[Items listed in a dataset]
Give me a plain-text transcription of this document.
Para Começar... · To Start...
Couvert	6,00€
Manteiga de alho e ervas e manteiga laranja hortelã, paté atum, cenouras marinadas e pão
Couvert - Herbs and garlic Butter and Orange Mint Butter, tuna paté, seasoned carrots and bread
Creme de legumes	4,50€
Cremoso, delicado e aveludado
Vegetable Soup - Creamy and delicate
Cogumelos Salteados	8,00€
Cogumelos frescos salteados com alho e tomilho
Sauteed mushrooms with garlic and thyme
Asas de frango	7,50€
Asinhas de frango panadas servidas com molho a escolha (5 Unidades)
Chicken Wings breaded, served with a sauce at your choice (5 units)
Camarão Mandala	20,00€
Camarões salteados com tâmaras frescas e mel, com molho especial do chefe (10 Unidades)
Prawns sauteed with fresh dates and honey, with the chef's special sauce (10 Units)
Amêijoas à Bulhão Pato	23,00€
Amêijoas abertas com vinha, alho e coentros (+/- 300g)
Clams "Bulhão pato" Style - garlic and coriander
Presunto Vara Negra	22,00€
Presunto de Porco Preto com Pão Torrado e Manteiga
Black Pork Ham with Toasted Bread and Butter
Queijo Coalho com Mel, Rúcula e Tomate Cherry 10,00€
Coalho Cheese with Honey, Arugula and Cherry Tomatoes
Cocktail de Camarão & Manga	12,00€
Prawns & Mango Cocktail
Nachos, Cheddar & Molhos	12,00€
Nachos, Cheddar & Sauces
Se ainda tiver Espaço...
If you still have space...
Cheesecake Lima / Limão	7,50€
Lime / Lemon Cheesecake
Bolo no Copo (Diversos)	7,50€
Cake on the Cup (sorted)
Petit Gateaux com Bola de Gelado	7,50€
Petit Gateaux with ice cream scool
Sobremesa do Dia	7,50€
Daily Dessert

### EXERCISE OBJECTIVE
Your answer should be a single number: the count of lines in the material above that contain "with".

### WRITTEN RESPONSE
6